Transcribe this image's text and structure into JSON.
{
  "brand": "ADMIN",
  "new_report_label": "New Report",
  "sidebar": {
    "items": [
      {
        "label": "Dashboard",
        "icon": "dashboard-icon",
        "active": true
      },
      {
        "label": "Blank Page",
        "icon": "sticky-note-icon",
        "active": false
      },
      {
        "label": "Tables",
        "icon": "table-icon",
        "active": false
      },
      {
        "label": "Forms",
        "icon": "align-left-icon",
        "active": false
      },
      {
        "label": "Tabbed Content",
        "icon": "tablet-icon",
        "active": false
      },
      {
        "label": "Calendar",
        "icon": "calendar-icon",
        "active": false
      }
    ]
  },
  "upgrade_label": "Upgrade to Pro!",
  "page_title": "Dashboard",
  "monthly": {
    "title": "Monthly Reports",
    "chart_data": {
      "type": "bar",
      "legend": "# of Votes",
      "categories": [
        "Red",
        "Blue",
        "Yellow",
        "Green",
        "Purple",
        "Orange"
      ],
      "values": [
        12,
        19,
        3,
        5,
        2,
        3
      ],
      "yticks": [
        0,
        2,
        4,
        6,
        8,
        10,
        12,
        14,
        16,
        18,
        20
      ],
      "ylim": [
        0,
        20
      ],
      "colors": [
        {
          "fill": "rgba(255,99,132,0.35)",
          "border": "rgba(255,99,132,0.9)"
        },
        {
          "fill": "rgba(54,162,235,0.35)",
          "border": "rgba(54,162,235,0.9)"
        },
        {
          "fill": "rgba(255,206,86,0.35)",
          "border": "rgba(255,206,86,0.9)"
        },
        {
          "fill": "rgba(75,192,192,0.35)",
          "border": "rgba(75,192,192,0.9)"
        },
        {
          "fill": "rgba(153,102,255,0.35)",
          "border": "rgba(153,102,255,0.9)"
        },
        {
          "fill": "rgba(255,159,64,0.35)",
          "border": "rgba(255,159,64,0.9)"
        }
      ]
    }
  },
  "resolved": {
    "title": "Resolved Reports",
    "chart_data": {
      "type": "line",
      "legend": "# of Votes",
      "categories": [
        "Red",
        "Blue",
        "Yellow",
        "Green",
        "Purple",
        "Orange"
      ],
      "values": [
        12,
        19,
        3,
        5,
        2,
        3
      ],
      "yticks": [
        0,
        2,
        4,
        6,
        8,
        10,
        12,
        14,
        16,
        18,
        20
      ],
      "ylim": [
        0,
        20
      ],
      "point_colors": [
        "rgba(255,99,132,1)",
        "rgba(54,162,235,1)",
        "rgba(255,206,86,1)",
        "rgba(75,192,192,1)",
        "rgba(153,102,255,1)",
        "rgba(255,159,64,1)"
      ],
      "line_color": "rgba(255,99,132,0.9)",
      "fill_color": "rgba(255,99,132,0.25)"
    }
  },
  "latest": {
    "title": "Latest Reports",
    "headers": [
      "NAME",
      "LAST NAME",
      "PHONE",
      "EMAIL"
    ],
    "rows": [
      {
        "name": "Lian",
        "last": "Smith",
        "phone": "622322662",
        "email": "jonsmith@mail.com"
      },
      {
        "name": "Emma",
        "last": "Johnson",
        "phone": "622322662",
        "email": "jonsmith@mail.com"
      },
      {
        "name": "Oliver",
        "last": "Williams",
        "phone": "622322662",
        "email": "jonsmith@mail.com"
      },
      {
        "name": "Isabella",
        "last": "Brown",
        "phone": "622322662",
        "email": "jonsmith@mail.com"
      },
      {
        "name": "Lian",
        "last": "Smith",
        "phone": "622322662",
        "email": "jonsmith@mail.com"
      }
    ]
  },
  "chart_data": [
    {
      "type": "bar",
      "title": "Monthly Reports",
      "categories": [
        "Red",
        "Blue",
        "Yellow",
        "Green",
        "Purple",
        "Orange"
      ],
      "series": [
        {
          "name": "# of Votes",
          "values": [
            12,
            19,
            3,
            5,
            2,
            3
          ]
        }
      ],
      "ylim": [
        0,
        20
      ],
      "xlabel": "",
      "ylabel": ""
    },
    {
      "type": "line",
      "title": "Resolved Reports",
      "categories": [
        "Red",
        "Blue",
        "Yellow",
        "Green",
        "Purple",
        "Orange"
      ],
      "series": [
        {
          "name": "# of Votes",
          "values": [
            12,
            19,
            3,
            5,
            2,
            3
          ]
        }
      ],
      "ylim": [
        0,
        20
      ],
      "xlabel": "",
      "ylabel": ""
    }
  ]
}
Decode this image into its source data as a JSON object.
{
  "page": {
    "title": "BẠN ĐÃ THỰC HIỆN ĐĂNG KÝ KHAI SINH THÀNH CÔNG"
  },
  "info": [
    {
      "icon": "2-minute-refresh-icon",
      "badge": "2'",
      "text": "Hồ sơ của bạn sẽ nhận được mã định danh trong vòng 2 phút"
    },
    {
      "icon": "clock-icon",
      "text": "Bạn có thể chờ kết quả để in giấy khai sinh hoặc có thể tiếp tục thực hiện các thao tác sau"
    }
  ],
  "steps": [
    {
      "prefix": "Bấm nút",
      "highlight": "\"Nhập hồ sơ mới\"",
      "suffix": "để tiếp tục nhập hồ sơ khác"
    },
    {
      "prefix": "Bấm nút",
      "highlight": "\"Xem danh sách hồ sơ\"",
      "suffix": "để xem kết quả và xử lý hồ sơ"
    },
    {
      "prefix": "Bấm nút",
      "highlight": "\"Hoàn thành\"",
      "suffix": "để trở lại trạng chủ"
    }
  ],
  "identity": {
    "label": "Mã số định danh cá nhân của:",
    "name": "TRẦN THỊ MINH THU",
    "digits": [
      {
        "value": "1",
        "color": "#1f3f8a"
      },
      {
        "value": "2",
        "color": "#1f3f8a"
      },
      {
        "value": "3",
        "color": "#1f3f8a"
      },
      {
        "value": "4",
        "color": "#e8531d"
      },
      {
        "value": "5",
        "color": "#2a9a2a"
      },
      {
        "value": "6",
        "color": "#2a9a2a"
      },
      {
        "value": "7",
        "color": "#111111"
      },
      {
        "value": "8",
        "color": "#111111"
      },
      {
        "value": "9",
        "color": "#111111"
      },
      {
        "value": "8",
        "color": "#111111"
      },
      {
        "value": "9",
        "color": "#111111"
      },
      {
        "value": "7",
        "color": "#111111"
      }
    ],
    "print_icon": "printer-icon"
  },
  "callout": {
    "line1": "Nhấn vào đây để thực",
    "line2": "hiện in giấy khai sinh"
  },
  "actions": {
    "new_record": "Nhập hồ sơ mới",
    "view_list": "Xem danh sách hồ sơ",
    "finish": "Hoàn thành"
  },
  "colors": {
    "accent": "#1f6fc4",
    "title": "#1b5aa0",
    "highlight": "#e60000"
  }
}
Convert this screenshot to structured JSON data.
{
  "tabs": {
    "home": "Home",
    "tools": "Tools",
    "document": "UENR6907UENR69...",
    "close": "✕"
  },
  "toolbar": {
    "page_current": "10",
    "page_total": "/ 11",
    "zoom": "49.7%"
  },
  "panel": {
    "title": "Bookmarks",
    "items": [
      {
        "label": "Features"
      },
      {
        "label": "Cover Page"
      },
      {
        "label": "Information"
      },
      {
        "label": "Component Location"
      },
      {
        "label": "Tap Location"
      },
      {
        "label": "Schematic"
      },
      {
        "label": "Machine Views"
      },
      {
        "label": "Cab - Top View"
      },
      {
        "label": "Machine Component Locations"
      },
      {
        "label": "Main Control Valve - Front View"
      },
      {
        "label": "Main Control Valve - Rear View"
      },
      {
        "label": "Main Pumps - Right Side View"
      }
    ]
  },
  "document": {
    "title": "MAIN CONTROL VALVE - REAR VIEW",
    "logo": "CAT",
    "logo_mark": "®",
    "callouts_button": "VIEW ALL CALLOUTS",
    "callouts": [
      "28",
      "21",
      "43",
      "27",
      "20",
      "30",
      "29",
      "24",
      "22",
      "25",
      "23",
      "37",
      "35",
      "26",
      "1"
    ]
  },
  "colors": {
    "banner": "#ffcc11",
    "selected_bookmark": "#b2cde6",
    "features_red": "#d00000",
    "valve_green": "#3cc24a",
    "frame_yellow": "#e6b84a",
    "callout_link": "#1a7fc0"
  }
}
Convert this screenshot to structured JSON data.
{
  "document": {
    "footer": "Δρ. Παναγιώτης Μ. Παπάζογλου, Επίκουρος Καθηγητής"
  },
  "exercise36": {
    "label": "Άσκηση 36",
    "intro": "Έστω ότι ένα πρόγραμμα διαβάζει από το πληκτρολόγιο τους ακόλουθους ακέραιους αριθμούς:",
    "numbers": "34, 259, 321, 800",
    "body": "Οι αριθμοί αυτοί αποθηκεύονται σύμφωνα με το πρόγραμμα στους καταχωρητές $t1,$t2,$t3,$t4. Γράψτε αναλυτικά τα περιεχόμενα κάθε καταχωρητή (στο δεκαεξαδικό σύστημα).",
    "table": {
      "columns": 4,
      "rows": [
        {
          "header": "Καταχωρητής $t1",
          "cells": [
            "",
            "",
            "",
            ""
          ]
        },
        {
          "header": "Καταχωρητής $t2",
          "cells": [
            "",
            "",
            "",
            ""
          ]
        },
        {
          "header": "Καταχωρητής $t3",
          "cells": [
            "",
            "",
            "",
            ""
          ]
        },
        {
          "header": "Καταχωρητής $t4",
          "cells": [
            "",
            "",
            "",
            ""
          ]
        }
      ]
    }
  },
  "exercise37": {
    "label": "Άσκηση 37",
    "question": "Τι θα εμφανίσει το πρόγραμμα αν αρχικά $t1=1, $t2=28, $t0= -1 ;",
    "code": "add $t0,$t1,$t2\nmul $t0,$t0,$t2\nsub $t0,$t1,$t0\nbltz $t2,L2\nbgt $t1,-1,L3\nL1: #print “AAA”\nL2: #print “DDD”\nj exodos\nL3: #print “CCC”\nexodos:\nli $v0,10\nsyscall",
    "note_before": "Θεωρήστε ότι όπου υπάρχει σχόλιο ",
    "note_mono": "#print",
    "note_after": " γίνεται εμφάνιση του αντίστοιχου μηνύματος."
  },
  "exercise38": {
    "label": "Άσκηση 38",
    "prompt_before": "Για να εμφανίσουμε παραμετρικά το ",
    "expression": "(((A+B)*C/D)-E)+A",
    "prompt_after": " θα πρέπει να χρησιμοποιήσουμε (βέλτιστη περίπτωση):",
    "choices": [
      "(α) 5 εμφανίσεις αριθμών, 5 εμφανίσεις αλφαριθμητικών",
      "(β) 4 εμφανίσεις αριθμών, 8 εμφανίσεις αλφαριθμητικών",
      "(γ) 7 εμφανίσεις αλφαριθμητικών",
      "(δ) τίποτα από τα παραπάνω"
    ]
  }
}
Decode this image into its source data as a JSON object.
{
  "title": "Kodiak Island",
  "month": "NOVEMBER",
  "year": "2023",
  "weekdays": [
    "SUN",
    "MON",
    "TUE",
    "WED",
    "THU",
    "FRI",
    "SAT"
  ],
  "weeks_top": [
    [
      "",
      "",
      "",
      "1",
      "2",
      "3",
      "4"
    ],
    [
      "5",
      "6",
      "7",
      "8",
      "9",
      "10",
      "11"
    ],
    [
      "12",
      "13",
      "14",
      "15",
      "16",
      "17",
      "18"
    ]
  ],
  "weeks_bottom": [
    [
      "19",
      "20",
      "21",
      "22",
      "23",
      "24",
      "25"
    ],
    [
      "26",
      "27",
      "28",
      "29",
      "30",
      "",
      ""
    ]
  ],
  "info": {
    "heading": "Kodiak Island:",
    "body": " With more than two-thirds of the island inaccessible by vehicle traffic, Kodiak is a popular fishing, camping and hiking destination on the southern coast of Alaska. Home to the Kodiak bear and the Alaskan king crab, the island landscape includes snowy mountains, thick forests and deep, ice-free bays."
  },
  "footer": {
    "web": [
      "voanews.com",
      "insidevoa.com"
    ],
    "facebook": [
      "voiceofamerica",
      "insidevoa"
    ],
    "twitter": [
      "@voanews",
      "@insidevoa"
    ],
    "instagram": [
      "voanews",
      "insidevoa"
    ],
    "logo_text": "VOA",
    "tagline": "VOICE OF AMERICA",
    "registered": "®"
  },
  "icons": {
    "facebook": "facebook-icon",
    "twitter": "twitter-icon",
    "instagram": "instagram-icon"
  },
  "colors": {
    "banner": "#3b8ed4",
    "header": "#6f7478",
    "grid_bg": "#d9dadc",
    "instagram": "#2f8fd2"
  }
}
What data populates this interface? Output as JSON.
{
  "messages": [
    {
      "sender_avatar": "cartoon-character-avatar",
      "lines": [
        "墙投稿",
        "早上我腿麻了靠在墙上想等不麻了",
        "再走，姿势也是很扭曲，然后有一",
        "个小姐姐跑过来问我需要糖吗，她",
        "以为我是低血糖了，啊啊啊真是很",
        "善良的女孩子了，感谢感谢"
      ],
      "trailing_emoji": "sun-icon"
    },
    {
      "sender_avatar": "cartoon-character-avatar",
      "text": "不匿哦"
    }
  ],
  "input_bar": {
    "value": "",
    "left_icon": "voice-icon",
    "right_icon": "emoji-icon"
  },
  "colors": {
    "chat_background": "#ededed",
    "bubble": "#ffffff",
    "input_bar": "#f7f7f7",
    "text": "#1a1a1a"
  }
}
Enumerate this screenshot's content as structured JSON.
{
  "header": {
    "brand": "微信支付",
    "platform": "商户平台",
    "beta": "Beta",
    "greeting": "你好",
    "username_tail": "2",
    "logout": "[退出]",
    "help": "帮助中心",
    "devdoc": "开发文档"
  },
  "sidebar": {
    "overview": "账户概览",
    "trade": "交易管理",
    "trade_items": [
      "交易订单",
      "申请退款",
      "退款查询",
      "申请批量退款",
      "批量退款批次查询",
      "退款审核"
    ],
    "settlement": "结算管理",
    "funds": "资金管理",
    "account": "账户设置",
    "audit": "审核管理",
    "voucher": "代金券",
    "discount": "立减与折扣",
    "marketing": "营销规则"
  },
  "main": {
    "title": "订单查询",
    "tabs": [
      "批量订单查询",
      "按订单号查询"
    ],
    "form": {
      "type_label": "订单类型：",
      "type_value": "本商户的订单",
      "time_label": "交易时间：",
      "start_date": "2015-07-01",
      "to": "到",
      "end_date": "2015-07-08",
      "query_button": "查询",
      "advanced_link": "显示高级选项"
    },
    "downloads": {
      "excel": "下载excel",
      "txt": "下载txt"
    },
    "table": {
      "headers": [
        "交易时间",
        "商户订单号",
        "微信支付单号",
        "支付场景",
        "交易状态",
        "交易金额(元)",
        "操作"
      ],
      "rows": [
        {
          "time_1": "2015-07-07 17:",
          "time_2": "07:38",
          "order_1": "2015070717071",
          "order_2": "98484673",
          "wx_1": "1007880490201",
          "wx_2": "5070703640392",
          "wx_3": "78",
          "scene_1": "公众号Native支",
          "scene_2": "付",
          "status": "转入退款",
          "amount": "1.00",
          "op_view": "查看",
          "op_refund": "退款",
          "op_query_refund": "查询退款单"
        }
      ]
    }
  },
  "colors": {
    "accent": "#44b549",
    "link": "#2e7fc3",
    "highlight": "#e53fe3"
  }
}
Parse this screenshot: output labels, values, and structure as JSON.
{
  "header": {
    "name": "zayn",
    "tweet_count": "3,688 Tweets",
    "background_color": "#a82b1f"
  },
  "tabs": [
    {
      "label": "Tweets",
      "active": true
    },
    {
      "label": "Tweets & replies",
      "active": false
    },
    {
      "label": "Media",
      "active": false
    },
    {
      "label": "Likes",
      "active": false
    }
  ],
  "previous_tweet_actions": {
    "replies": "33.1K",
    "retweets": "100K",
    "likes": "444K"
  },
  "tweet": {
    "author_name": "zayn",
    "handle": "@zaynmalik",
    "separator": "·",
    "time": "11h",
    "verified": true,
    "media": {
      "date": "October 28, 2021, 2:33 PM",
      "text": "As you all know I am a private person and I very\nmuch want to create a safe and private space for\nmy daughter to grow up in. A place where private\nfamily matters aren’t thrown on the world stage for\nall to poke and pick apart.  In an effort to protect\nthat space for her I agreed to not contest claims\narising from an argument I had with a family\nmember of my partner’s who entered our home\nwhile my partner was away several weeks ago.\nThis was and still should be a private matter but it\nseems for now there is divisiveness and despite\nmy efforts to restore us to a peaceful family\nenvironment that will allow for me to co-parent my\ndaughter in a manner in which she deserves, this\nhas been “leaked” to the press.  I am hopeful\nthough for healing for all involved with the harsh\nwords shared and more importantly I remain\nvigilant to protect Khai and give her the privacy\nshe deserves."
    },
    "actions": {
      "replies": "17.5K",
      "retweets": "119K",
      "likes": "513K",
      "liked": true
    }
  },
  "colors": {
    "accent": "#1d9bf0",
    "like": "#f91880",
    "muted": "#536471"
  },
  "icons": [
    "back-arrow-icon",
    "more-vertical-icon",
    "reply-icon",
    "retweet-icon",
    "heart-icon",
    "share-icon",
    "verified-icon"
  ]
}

···

• [Challenge]: Using the listing above, return all lines where the word "body" occurs.

• [Task output]:
    "body": "Οι αριθμοί αυτοί αποθηκεύονται σύμφωνα με το πρόγραμμα στους καταχωρητές $t1,$t2,$t3,$t4. Γράψτε αναλυτικά τα περιεχόμενα κάθε καταχωρητή (στο δεκαεξαδικό σύστημα).",
    "body": " With more than two-thirds of the island inaccessible by vehicle traffic, Kodiak is a popular fishing, camping and hiking destination on the southern coast of Alaska. Home to the Kodiak bear and the Alaskan king crab, the island landscape includes snowy mountains, thick forests and deep, ice-free bays."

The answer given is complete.